## BEGIN
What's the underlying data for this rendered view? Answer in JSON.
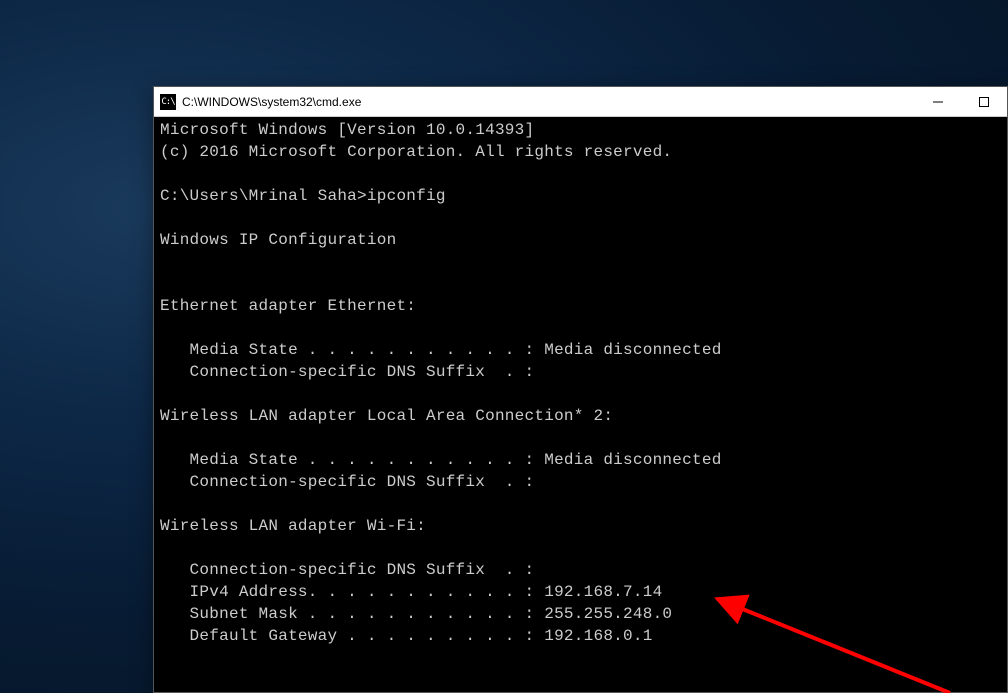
{
  "window": {
    "title": "C:\\WINDOWS\\system32\\cmd.exe",
    "icon_label": "C:\\"
  },
  "terminal": {
    "header_line1": "Microsoft Windows [Version 10.0.14393]",
    "header_line2": "(c) 2016 Microsoft Corporation. All rights reserved.",
    "prompt_line": "C:\\Users\\Mrinal Saha>ipconfig",
    "ipconfig_title": "Windows IP Configuration",
    "adapters": [
      {
        "name": "Ethernet adapter Ethernet:",
        "lines": [
          "   Media State . . . . . . . . . . . : Media disconnected",
          "   Connection-specific DNS Suffix  . :"
        ]
      },
      {
        "name": "Wireless LAN adapter Local Area Connection* 2:",
        "lines": [
          "   Media State . . . . . . . . . . . : Media disconnected",
          "   Connection-specific DNS Suffix  . :"
        ]
      },
      {
        "name": "Wireless LAN adapter Wi-Fi:",
        "lines": [
          "   Connection-specific DNS Suffix  . :",
          "   IPv4 Address. . . . . . . . . . . : 192.168.7.14",
          "   Subnet Mask . . . . . . . . . . . : 255.255.248.0",
          "   Default Gateway . . . . . . . . . : 192.168.0.1"
        ]
      }
    ]
  },
  "annotation": {
    "arrow_color": "#ff0000"
  }
}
## END
Copy out each record shown above without alteration, skipping any picture.

§ Answer below
What's the underlying data for this rendered view? Answer in JSON.
{
  "window": {
    "title": "C:\\WINDOWS\\system32\\cmd.exe",
    "icon_label": "C:\\"
  },
  "terminal": {
    "header_line1": "Microsoft Windows [Version 10.0.14393]",
    "header_line2": "(c) 2016 Microsoft Corporation. All rights reserved.",
    "prompt_line": "C:\\Users\\Mrinal Saha>ipconfig",
    "ipconfig_title": "Windows IP Configuration",
    "adapters": [
      {
        "name": "Ethernet adapter Ethernet:",
        "lines": [
          "   Media State . . . . . . . . . . . : Media disconnected",
          "   Connection-specific DNS Suffix  . :"
        ]
      },
      {
        "name": "Wireless LAN adapter Local Area Connection* 2:",
        "lines": [
          "   Media State . . . . . . . . . . . : Media disconnected",
          "   Connection-specific DNS Suffix  . :"
        ]
      },
      {
        "name": "Wireless LAN adapter Wi-Fi:",
        "lines": [
          "   Connection-specific DNS Suffix  . :",
          "   IPv4 Address. . . . . . . . . . . : 192.168.7.14",
          "   Subnet Mask . . . . . . . . . . . : 255.255.248.0",
          "   Default Gateway . . . . . . . . . : 192.168.0.1"
        ]
      }
    ]
  },
  "annotation": {
    "arrow_color": "#ff0000"
  }
}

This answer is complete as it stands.